# [What is required]
Quote the whole listing word for word, please.

"""

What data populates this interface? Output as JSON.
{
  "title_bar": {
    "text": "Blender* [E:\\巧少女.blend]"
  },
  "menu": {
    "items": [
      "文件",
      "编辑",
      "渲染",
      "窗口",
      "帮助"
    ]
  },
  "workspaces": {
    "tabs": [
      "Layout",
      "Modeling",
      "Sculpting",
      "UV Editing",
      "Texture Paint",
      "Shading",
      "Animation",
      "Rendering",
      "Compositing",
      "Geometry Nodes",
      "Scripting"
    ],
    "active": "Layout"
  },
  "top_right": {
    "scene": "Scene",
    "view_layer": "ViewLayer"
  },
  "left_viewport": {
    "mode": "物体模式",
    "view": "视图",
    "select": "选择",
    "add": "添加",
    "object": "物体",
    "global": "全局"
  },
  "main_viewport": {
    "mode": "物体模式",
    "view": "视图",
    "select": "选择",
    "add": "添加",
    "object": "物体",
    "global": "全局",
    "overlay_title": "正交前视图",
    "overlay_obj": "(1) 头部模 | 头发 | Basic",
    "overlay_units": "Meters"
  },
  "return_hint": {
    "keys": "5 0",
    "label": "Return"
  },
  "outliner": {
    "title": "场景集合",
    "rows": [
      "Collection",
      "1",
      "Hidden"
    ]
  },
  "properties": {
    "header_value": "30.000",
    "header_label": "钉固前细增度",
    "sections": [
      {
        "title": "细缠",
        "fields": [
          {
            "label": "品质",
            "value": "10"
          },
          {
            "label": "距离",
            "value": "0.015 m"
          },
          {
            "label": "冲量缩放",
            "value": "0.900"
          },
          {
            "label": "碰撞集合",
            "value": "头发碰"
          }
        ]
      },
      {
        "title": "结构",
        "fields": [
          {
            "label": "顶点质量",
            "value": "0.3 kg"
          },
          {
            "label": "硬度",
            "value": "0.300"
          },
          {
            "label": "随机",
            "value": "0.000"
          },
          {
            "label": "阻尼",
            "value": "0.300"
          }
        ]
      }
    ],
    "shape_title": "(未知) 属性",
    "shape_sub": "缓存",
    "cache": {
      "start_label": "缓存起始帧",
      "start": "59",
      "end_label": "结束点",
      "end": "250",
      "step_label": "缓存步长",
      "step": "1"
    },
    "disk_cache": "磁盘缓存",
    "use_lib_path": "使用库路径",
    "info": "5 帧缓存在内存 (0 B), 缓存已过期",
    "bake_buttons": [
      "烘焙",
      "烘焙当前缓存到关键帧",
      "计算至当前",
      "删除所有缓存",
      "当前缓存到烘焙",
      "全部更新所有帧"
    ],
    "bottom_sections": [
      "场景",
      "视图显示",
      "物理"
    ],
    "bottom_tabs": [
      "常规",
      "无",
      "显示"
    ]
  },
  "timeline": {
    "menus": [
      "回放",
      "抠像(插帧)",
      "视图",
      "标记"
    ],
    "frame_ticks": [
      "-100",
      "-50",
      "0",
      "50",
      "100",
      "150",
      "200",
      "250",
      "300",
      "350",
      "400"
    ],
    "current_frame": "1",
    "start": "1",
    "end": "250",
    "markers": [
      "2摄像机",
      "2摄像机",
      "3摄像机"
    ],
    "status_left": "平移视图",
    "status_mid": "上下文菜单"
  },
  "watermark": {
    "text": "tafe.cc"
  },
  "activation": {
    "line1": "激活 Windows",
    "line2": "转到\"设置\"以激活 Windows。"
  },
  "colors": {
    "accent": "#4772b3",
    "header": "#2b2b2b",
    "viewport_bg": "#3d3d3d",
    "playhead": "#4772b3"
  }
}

"""

# [The reply]
What data populates this interface? Output as JSON.
{
  "title_bar": {
    "text": "Blender* [E:\\巧少女.blend]"
  },
  "menu": {
    "items": [
      "文件",
      "编辑",
      "渲染",
      "窗口",
      "帮助"
    ]
  },
  "workspaces": {
    "tabs": [
      "Layout",
      "Modeling",
      "Sculpting",
      "UV Editing",
      "Texture Paint",
      "Shading",
      "Animation",
      "Rendering",
      "Compositing",
      "Geometry Nodes",
      "Scripting"
    ],
    "active": "Layout"
  },
  "top_right": {
    "scene": "Scene",
    "view_layer": "ViewLayer"
  },
  "left_viewport": {
    "mode": "物体模式",
    "view": "视图",
    "select": "选择",
    "add": "添加",
    "object": "物体",
    "global": "全局"
  },
  "main_viewport": {
    "mode": "物体模式",
    "view": "视图",
    "select": "选择",
    "add": "添加",
    "object": "物体",
    "global": "全局",
    "overlay_title": "正交前视图",
    "overlay_obj": "(1) 头部模 | 头发 | Basic",
    "overlay_units": "Meters"
  },
  "return_hint": {
    "keys": "5 0",
    "label": "Return"
  },
  "outliner": {
    "title": "场景集合",
    "rows": [
      "Collection",
      "1",
      "Hidden"
    ]
  },
  "properties": {
    "header_value": "30.000",
    "header_label": "钉固前细增度",
    "sections": [
      {
        "title": "细缠",
        "fields": [
          {
            "label": "品质",
            "value": "10"
          },
          {
            "label": "距离",
            "value": "0.015 m"
          },
          {
            "label": "冲量缩放",
            "value": "0.900"
          },
          {
            "label": "碰撞集合",
            "value": "头发碰"
          }
        ]
      },
      {
        "title": "结构",
        "fields": [
          {
            "label": "顶点质量",
            "value": "0.3 kg"
          },
          {
            "label": "硬度",
            "value": "0.300"
          },
          {
            "label": "随机",
            "value": "0.000"
          },
          {
            "label": "阻尼",
            "value": "0.300"
          }
        ]
      }
    ],
    "shape_title": "(未知) 属性",
    "shape_sub": "缓存",
    "cache": {
      "start_label": "缓存起始帧",
      "start": "59",
      "end_label": "结束点",
      "end": "250",
      "step_label": "缓存步长",
      "step": "1"
    },
    "disk_cache": "磁盘缓存",
    "use_lib_path": "使用库路径",
    "info": "5 帧缓存在内存 (0 B), 缓存已过期",
    "bake_buttons": [
      "烘焙",
      "烘焙当前缓存到关键帧",
      "计算至当前",
      "删除所有缓存",
      "当前缓存到烘焙",
      "全部更新所有帧"
    ],
    "bottom_sections": [
      "场景",
      "视图显示",
      "物理"
    ],
    "bottom_tabs": [
      "常规",
      "无",
      "显示"
    ]
  },
  "timeline": {
    "menus": [
      "回放",
      "抠像(插帧)",
      "视图",
      "标记"
    ],
    "frame_ticks": [
      "-100",
      "-50",
      "0",
      "50",
      "100",
      "150",
      "200",
      "250",
      "300",
      "350",
      "400"
    ],
    "current_frame": "1",
    "start": "1",
    "end": "250",
    "markers": [
      "2摄像机",
      "2摄像机",
      "3摄像机"
    ],
    "status_left": "平移视图",
    "status_mid": "上下文菜单"
  },
  "watermark": {
    "text": "tafe.cc"
  },
  "activation": {
    "line1": "激活 Windows",
    "line2": "转到\"设置\"以激活 Windows。"
  },
  "colors": {
    "accent": "#4772b3",
    "header": "#2b2b2b",
    "viewport_bg": "#3d3d3d",
    "playhead": "#4772b3"
  }
}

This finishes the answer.